Direction> Retype the material in full, keeping every word the same.

>> Begin

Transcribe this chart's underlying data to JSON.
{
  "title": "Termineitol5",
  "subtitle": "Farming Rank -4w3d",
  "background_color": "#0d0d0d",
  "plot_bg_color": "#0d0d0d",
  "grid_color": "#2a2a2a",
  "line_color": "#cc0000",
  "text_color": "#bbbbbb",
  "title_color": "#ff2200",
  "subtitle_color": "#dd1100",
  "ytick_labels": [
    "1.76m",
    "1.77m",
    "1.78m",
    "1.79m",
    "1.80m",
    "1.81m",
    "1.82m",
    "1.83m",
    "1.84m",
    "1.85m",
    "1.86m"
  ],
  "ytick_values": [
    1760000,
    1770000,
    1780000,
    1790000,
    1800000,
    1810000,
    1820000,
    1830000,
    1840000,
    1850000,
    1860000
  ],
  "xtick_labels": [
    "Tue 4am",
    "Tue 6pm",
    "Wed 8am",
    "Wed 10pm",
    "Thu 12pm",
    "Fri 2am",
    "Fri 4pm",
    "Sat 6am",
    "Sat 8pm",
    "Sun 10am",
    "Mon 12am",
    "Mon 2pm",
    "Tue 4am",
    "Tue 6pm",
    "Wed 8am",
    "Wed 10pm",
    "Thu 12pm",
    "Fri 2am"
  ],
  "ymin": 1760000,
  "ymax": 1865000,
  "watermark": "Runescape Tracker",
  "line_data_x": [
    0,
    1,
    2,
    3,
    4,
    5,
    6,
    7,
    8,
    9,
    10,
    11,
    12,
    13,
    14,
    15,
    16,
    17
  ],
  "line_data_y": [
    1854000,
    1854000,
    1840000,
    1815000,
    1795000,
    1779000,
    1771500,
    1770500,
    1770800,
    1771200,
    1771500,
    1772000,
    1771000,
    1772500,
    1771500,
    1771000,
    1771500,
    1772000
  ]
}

>> End

Exercise response>
Transcribe this chart's underlying data to JSON.
{
  "title": "Termineitol5",
  "subtitle": "Farming Rank -4w3d",
  "background_color": "#0d0d0d",
  "plot_bg_color": "#0d0d0d",
  "grid_color": "#2a2a2a",
  "line_color": "#cc0000",
  "text_color": "#bbbbbb",
  "title_color": "#ff2200",
  "subtitle_color": "#dd1100",
  "ytick_labels": [
    "1.76m",
    "1.77m",
    "1.78m",
    "1.79m",
    "1.80m",
    "1.81m",
    "1.82m",
    "1.83m",
    "1.84m",
    "1.85m",
    "1.86m"
  ],
  "ytick_values": [
    1760000,
    1770000,
    1780000,
    1790000,
    1800000,
    1810000,
    1820000,
    1830000,
    1840000,
    1850000,
    1860000
  ],
  "xtick_labels": [
    "Tue 4am",
    "Tue 6pm",
    "Wed 8am",
    "Wed 10pm",
    "Thu 12pm",
    "Fri 2am",
    "Fri 4pm",
    "Sat 6am",
    "Sat 8pm",
    "Sun 10am",
    "Mon 12am",
    "Mon 2pm",
    "Tue 4am",
    "Tue 6pm",
    "Wed 8am",
    "Wed 10pm",
    "Thu 12pm",
    "Fri 2am"
  ],
  "ymin": 1760000,
  "ymax": 1865000,
  "watermark": "Runescape Tracker",
  "line_data_x": [
    0,
    1,
    2,
    3,
    4,
    5,
    6,
    7,
    8,
    9,
    10,
    11,
    12,
    13,
    14,
    15,
    16,
    17
  ],
  "line_data_y": [
    1854000,
    1854000,
    1840000,
    1815000,
    1795000,
    1779000,
    1771500,
    1770500,
    1770800,
    1771200,
    1771500,
    1772000,
    1771000,
    1772500,
    1771500,
    1771000,
    1771500,
    1772000
  ]
}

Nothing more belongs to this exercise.